— start DATA SUPPLIED —

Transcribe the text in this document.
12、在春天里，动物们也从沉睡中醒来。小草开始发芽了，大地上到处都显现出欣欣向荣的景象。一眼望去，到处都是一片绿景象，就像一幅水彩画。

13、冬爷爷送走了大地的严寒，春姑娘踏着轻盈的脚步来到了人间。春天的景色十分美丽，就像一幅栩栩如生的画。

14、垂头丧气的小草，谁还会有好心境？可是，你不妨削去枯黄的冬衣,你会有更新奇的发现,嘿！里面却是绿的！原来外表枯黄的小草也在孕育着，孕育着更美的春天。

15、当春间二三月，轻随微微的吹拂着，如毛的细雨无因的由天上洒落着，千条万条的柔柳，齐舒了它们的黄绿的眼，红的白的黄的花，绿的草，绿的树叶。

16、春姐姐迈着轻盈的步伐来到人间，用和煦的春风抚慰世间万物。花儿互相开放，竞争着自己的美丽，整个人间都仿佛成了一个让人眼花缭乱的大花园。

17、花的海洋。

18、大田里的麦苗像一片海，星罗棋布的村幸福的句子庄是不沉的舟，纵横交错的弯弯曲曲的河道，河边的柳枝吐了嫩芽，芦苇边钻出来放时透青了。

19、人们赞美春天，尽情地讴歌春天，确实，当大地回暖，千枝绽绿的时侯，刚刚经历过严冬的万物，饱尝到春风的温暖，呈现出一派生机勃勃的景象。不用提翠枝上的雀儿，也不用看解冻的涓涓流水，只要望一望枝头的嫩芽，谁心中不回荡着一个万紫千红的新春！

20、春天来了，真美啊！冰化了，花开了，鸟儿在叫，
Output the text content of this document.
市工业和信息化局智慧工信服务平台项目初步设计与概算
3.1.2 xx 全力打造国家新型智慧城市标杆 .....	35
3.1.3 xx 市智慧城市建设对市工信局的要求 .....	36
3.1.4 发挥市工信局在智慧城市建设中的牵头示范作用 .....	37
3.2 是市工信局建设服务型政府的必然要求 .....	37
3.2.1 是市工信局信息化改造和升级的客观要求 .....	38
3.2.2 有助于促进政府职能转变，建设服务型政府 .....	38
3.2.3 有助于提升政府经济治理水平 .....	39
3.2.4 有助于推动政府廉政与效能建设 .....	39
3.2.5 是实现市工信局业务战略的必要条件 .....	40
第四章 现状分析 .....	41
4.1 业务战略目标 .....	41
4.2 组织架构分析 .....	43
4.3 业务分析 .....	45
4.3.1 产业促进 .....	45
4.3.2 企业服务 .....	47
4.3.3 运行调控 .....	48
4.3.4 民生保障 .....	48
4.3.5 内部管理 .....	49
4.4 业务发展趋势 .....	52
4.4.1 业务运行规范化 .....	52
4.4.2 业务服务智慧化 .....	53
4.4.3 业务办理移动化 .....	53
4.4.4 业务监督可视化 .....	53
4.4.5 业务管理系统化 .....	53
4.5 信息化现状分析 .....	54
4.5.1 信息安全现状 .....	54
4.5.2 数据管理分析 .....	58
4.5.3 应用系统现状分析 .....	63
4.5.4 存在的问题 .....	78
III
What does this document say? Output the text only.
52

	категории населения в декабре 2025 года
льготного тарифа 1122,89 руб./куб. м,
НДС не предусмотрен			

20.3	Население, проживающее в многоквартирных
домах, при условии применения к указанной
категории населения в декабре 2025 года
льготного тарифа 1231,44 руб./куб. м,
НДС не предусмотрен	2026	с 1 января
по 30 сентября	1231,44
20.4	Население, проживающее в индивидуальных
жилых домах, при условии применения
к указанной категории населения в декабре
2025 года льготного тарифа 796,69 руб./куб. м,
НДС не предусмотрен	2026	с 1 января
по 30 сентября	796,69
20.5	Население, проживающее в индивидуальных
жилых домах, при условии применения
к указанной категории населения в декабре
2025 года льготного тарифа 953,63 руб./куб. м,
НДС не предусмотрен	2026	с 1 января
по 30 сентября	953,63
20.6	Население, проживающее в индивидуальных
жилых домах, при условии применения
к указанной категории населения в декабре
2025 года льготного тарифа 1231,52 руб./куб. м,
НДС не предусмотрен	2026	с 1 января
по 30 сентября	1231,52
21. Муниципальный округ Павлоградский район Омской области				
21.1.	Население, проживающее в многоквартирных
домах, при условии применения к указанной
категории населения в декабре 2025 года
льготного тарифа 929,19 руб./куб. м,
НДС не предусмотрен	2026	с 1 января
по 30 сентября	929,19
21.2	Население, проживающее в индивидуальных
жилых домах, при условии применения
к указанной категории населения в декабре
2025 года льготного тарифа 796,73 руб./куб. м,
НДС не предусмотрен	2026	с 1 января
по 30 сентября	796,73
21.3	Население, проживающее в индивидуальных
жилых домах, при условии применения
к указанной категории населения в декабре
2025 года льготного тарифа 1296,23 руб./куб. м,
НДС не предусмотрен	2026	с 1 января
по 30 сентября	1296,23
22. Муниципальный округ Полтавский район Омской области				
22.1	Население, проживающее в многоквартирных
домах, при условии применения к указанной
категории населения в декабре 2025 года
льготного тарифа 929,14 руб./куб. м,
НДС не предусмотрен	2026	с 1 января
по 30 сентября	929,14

— end DATA SUPPLIED —

◆ **WRITTEN TASK**: Transcribe every entry word for word.

◆ **THE COMPLETED TASK**:
Transcribe the text in this document.
12、在春天里，动物们也从沉睡中醒来。小草开始发芽了，大地上到处都显现出欣欣向荣的景象。一眼望去，到处都是一片绿景象，就像一幅水彩画。

13、冬爷爷送走了大地的严寒，春姑娘踏着轻盈的脚步来到了人间。春天的景色十分美丽，就像一幅栩栩如生的画。

14、垂头丧气的小草，谁还会有好心境？可是，你不妨削去枯黄的冬衣,你会有更新奇的发现,嘿！里面却是绿的！原来外表枯黄的小草也在孕育着，孕育着更美的春天。

15、当春间二三月，轻随微微的吹拂着，如毛的细雨无因的由天上洒落着，千条万条的柔柳，齐舒了它们的黄绿的眼，红的白的黄的花，绿的草，绿的树叶。

16、春姐姐迈着轻盈的步伐来到人间，用和煦的春风抚慰世间万物。花儿互相开放，竞争着自己的美丽，整个人间都仿佛成了一个让人眼花缭乱的大花园。

17、花的海洋。

18、大田里的麦苗像一片海，星罗棋布的村幸福的句子庄是不沉的舟，纵横交错的弯弯曲曲的河道，河边的柳枝吐了嫩芽，芦苇边钻出来放时透青了。

19、人们赞美春天，尽情地讴歌春天，确实，当大地回暖，千枝绽绿的时侯，刚刚经历过严冬的万物，饱尝到春风的温暖，呈现出一派生机勃勃的景象。不用提翠枝上的雀儿，也不用看解冻的涓涓流水，只要望一望枝头的嫩芽，谁心中不回荡着一个万紫千红的新春！

20、春天来了，真美啊！冰化了，花开了，鸟儿在叫，
Output the text content of this document.
市工业和信息化局智慧工信服务平台项目初步设计与概算
3.1.2 xx 全力打造国家新型智慧城市标杆 .....	35
3.1.3 xx 市智慧城市建设对市工信局的要求 .....	36
3.1.4 发挥市工信局在智慧城市建设中的牵头示范作用 .....	37
3.2 是市工信局建设服务型政府的必然要求 .....	37
3.2.1 是市工信局信息化改造和升级的客观要求 .....	38
3.2.2 有助于促进政府职能转变，建设服务型政府 .....	38
3.2.3 有助于提升政府经济治理水平 .....	39
3.2.4 有助于推动政府廉政与效能建设 .....	39
3.2.5 是实现市工信局业务战略的必要条件 .....	40
第四章 现状分析 .....	41
4.1 业务战略目标 .....	41
4.2 组织架构分析 .....	43
4.3 业务分析 .....	45
4.3.1 产业促进 .....	45
4.3.2 企业服务 .....	47
4.3.3 运行调控 .....	48
4.3.4 民生保障 .....	48
4.3.5 内部管理 .....	49
4.4 业务发展趋势 .....	52
4.4.1 业务运行规范化 .....	52
4.4.2 业务服务智慧化 .....	53
4.4.3 业务办理移动化 .....	53
4.4.4 业务监督可视化 .....	53
4.4.5 业务管理系统化 .....	53
4.5 信息化现状分析 .....	54
4.5.1 信息安全现状 .....	54
4.5.2 数据管理分析 .....	58
4.5.3 应用系统现状分析 .....	63
4.5.4 存在的问题 .....	78
III
What does this document say? Output the text only.
52

	категории населения в декабре 2025 года
льготного тарифа 1122,89 руб./куб. м,
НДС не предусмотрен			

20.3	Население, проживающее в многоквартирных
домах, при условии применения к указанной
категории населения в декабре 2025 года
льготного тарифа 1231,44 руб./куб. м,
НДС не предусмотрен	2026	с 1 января
по 30 сентября	1231,44
20.4	Население, проживающее в индивидуальных
жилых домах, при условии применения
к указанной категории населения в декабре
2025 года льготного тарифа 796,69 руб./куб. м,
НДС не предусмотрен	2026	с 1 января
по 30 сентября	796,69
20.5	Население, проживающее в индивидуальных
жилых домах, при условии применения
к указанной категории населения в декабре
2025 года льготного тарифа 953,63 руб./куб. м,
НДС не предусмотрен	2026	с 1 января
по 30 сентября	953,63
20.6	Население, проживающее в индивидуальных
жилых домах, при условии применения
к указанной категории населения в декабре
2025 года льготного тарифа 1231,52 руб./куб. м,
НДС не предусмотрен	2026	с 1 января
по 30 сентября	1231,52
21. Муниципальный округ Павлоградский район Омской области				
21.1.	Население, проживающее в многоквартирных
домах, при условии применения к указанной
категории населения в декабре 2025 года
льготного тарифа 929,19 руб./куб. м,
НДС не предусмотрен	2026	с 1 января
по 30 сентября	929,19
21.2	Население, проживающее в индивидуальных
жилых домах, при условии применения
к указанной категории населения в декабре
2025 года льготного тарифа 796,73 руб./куб. м,
НДС не предусмотрен	2026	с 1 января
по 30 сентября	796,73
21.3	Население, проживающее в индивидуальных
жилых домах, при условии применения
к указанной категории населения в декабре
2025 года льготного тарифа 1296,23 руб./куб. м,
НДС не предусмотрен	2026	с 1 января
по 30 сентября	1296,23
22. Муниципальный округ Полтавский район Омской области				
22.1	Население, проживающее в многоквартирных
домах, при условии применения к указанной
категории населения в декабре 2025 года
льготного тарифа 929,14 руб./куб. м,
НДС не предусмотрен	2026	с 1 января
по 30 сентября	929,14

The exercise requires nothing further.